━━━ Listed entries ━━━

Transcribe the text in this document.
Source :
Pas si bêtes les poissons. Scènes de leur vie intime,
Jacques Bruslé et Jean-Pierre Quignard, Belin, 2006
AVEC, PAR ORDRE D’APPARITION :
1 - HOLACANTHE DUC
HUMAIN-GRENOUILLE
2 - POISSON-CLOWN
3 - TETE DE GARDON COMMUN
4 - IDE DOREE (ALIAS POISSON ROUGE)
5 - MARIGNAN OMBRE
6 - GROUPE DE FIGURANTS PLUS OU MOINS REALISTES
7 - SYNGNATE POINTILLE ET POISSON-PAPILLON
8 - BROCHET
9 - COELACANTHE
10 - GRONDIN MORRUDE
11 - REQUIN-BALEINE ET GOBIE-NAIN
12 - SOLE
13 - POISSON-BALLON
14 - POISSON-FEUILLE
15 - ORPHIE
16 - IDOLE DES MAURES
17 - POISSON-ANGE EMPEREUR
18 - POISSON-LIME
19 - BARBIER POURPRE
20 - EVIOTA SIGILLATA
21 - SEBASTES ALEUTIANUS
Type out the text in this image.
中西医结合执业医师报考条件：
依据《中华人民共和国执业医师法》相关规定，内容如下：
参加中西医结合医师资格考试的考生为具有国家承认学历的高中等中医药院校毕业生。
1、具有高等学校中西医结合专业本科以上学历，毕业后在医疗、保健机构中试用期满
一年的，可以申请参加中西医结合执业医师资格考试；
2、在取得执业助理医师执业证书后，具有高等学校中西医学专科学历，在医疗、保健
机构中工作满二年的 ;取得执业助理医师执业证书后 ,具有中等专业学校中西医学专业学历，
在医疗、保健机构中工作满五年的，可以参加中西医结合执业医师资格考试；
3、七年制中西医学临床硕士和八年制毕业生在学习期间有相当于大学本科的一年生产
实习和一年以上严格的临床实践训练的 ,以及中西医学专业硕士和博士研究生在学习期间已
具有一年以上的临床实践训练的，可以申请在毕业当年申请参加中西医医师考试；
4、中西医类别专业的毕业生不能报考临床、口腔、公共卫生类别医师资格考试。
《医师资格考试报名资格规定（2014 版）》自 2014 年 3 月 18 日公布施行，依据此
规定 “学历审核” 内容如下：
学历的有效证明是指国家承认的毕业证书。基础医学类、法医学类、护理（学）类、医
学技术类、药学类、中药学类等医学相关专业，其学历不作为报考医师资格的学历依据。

━━━

_Work to be completed_
Repeat the records exactly, including every line.

_Answer to this exercise_
Transcribe the text in this document.
Source :
Pas si bêtes les poissons. Scènes de leur vie intime,
Jacques Bruslé et Jean-Pierre Quignard, Belin, 2006
AVEC, PAR ORDRE D’APPARITION :
1 - HOLACANTHE DUC
HUMAIN-GRENOUILLE
2 - POISSON-CLOWN
3 - TETE DE GARDON COMMUN
4 - IDE DOREE (ALIAS POISSON ROUGE)
5 - MARIGNAN OMBRE
6 - GROUPE DE FIGURANTS PLUS OU MOINS REALISTES
7 - SYNGNATE POINTILLE ET POISSON-PAPILLON
8 - BROCHET
9 - COELACANTHE
10 - GRONDIN MORRUDE
11 - REQUIN-BALEINE ET GOBIE-NAIN
12 - SOLE
13 - POISSON-BALLON
14 - POISSON-FEUILLE
15 - ORPHIE
16 - IDOLE DES MAURES
17 - POISSON-ANGE EMPEREUR
18 - POISSON-LIME
19 - BARBIER POURPRE
20 - EVIOTA SIGILLATA
21 - SEBASTES ALEUTIANUS
Type out the text in this image.
中西医结合执业医师报考条件：
依据《中华人民共和国执业医师法》相关规定，内容如下：
参加中西医结合医师资格考试的考生为具有国家承认学历的高中等中医药院校毕业生。
1、具有高等学校中西医结合专业本科以上学历，毕业后在医疗、保健机构中试用期满
一年的，可以申请参加中西医结合执业医师资格考试；
2、在取得执业助理医师执业证书后，具有高等学校中西医学专科学历，在医疗、保健
机构中工作满二年的 ;取得执业助理医师执业证书后 ,具有中等专业学校中西医学专业学历，
在医疗、保健机构中工作满五年的，可以参加中西医结合执业医师资格考试；
3、七年制中西医学临床硕士和八年制毕业生在学习期间有相当于大学本科的一年生产
实习和一年以上严格的临床实践训练的 ,以及中西医学专业硕士和博士研究生在学习期间已
具有一年以上的临床实践训练的，可以申请在毕业当年申请参加中西医医师考试；
4、中西医类别专业的毕业生不能报考临床、口腔、公共卫生类别医师资格考试。
《医师资格考试报名资格规定（2014 版）》自 2014 年 3 月 18 日公布施行，依据此
规定 “学历审核” 内容如下：
学历的有效证明是指国家承认的毕业证书。基础医学类、法医学类、护理（学）类、医
学技术类、药学类、中药学类等医学相关专业，其学历不作为报考医师资格的学历依据。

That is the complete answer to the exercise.